▶ **EXERCISE INSTRUCTIONS**
Express the lines of the data from the line containing "Text: 45 to" up to and including the line containing "FancyBboxPatch shape bbox=[15, 186, 1391, 219]" as a JSON list of strings, with one string per line and blank lines omitted.

▶ **Items from a dataset**
** Start **

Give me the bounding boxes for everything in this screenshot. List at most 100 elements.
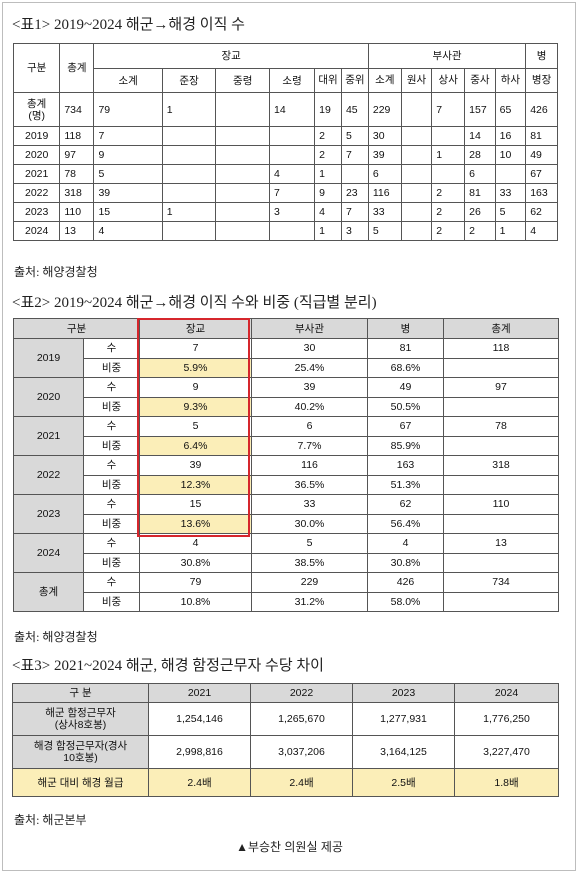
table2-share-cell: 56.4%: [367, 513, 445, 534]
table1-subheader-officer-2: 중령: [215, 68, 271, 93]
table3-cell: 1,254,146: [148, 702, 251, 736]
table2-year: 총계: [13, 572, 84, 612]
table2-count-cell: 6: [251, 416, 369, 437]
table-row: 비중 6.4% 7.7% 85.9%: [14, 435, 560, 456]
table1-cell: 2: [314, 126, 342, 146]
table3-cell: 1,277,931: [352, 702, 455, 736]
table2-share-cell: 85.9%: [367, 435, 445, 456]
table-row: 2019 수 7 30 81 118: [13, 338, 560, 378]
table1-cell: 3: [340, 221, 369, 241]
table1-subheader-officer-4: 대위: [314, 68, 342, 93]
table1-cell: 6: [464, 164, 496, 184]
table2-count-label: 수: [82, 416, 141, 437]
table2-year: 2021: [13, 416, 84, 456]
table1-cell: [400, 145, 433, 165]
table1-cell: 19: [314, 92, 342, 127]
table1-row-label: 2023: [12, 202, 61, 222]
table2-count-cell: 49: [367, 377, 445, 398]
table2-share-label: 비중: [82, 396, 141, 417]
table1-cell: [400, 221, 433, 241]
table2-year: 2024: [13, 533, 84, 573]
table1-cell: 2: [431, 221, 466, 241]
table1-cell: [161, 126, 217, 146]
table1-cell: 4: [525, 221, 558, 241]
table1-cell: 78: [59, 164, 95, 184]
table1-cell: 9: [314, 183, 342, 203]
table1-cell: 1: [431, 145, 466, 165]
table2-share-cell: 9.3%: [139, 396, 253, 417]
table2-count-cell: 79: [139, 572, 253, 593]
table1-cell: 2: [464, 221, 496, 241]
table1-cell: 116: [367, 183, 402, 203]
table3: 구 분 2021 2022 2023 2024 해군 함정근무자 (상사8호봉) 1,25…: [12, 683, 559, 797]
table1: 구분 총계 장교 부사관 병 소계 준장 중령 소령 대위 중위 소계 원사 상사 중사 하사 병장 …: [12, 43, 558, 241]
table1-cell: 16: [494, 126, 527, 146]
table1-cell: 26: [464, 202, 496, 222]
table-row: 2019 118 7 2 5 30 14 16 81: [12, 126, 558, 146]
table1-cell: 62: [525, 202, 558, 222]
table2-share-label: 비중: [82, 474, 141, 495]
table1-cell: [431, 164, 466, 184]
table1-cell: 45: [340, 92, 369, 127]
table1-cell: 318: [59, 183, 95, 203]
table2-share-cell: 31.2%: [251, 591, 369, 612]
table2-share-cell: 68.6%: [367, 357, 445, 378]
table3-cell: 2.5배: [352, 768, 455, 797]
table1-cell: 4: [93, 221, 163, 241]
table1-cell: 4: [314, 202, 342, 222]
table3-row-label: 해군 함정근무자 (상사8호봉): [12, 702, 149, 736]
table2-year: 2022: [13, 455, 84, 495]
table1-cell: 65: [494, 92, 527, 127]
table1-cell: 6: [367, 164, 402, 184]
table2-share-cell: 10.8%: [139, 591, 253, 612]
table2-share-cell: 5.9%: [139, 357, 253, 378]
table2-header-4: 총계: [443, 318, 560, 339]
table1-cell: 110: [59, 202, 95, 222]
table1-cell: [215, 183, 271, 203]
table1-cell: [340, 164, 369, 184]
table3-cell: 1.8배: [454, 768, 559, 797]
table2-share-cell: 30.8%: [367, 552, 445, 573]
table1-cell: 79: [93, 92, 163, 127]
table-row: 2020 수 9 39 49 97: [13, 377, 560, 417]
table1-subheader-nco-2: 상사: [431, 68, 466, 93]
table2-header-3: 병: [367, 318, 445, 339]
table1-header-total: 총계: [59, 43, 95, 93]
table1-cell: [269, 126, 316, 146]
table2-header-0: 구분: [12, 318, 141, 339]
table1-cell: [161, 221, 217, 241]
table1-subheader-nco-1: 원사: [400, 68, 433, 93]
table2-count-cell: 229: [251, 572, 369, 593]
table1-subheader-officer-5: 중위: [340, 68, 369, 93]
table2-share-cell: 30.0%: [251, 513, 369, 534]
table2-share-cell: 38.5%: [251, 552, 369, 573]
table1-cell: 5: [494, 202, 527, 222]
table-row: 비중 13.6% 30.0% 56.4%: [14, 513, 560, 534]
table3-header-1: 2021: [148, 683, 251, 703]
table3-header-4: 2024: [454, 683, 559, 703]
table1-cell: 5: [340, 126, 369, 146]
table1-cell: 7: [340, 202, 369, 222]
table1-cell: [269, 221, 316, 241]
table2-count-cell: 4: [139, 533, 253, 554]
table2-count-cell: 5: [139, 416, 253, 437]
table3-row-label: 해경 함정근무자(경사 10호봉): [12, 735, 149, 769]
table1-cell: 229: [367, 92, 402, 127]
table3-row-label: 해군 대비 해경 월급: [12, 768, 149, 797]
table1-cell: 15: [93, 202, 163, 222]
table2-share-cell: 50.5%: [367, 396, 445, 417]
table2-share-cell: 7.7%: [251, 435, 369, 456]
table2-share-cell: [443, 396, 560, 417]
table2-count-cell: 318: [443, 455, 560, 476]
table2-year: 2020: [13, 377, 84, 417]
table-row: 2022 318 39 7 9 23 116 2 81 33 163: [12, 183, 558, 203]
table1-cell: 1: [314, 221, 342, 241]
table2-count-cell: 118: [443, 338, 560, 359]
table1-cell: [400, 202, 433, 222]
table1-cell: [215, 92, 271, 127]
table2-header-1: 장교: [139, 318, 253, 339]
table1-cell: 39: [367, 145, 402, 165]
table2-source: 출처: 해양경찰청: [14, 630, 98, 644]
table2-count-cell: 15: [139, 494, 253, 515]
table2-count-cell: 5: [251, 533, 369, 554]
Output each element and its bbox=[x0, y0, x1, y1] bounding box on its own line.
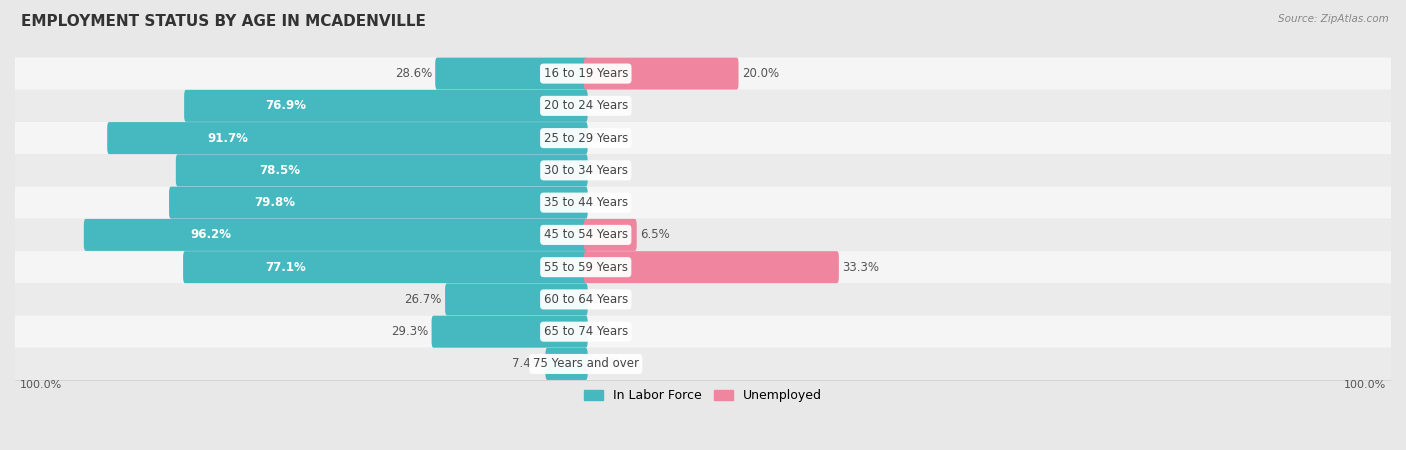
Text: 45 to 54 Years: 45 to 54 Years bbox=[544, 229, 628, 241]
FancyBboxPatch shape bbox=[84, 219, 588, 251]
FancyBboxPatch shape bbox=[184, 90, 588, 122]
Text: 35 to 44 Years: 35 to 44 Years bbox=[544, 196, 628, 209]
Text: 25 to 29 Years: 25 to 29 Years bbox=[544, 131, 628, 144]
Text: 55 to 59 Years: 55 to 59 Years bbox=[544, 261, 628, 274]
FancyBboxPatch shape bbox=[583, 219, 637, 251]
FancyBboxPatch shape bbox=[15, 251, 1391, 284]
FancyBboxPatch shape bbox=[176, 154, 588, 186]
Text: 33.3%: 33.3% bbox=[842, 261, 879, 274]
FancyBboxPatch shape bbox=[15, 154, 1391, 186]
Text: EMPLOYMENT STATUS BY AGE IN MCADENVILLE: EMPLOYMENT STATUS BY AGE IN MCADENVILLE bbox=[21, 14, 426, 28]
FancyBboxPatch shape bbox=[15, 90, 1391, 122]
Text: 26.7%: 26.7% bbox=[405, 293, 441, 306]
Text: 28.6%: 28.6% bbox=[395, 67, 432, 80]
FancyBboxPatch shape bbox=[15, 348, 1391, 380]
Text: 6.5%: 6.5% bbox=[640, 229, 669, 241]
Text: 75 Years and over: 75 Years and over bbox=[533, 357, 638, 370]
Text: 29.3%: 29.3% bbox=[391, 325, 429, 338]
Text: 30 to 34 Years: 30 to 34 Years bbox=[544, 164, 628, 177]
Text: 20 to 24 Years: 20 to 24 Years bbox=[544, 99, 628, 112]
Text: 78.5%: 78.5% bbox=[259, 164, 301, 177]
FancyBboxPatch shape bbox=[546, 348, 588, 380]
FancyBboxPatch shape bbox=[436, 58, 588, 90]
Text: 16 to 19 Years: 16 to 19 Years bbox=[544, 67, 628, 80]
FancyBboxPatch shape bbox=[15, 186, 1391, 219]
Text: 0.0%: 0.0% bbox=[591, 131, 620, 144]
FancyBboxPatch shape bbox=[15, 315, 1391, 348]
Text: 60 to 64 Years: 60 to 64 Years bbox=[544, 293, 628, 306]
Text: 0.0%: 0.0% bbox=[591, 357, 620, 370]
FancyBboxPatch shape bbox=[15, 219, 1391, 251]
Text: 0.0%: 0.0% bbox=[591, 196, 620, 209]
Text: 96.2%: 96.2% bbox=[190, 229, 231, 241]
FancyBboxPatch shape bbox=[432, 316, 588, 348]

** End **

▶ **WRITTEN ANSWER**
[
  "Text: 45 to 54 Years: 45 to 54 Years bbox=[544, 229, 628, 241]",
  "FancyBboxPatch shape bbox=[84, 219, 588, 251]",
  "FancyBboxPatch shape bbox=[184, 90, 588, 122]",
  "Text: 35 to 44 Years: 35 to 44 Years bbox=[544, 196, 628, 209]",
  "Text: 25 to 29 Years: 25 to 29 Years bbox=[544, 131, 628, 144]",
  "Text: 55 to 59 Years: 55 to 59 Years bbox=[544, 261, 628, 274]",
  "FancyBboxPatch shape bbox=[583, 219, 637, 251]",
  "FancyBboxPatch shape bbox=[15, 251, 1391, 284]",
  "FancyBboxPatch shape bbox=[176, 154, 588, 186]",
  "Text: 33.3%: 33.3% bbox=[842, 261, 879, 274]",
  "FancyBboxPatch shape bbox=[15, 154, 1391, 186]",
  "Text: EMPLOYMENT STATUS BY AGE IN MCADENVILLE: EMPLOYMENT STATUS BY AGE IN MCADENVILLE bbox=[21, 14, 426, 28]",
  "FancyBboxPatch shape bbox=[15, 90, 1391, 122]",
  "Text: 26.7%: 26.7% bbox=[405, 293, 441, 306]",
  "Text: 28.6%: 28.6% bbox=[395, 67, 432, 80]",
  "FancyBboxPatch shape bbox=[15, 348, 1391, 380]",
  "Text: 6.5%: 6.5% bbox=[640, 229, 669, 241]",
  "Text: 75 Years and over: 75 Years and over bbox=[533, 357, 638, 370]",
  "Text: 29.3%: 29.3% bbox=[391, 325, 429, 338]",
  "Text: 30 to 34 Years: 30 to 34 Years bbox=[544, 164, 628, 177]",
  "Text: 20 to 24 Years: 20 to 24 Years bbox=[544, 99, 628, 112]",
  "Text: 78.5%: 78.5% bbox=[259, 164, 301, 177]",
  "FancyBboxPatch shape bbox=[546, 348, 588, 380]",
  "FancyBboxPatch shape bbox=[436, 58, 588, 90]",
  "Text: 16 to 19 Years: 16 to 19 Years bbox=[544, 67, 628, 80]",
  "FancyBboxPatch shape bbox=[15, 186, 1391, 219]"
]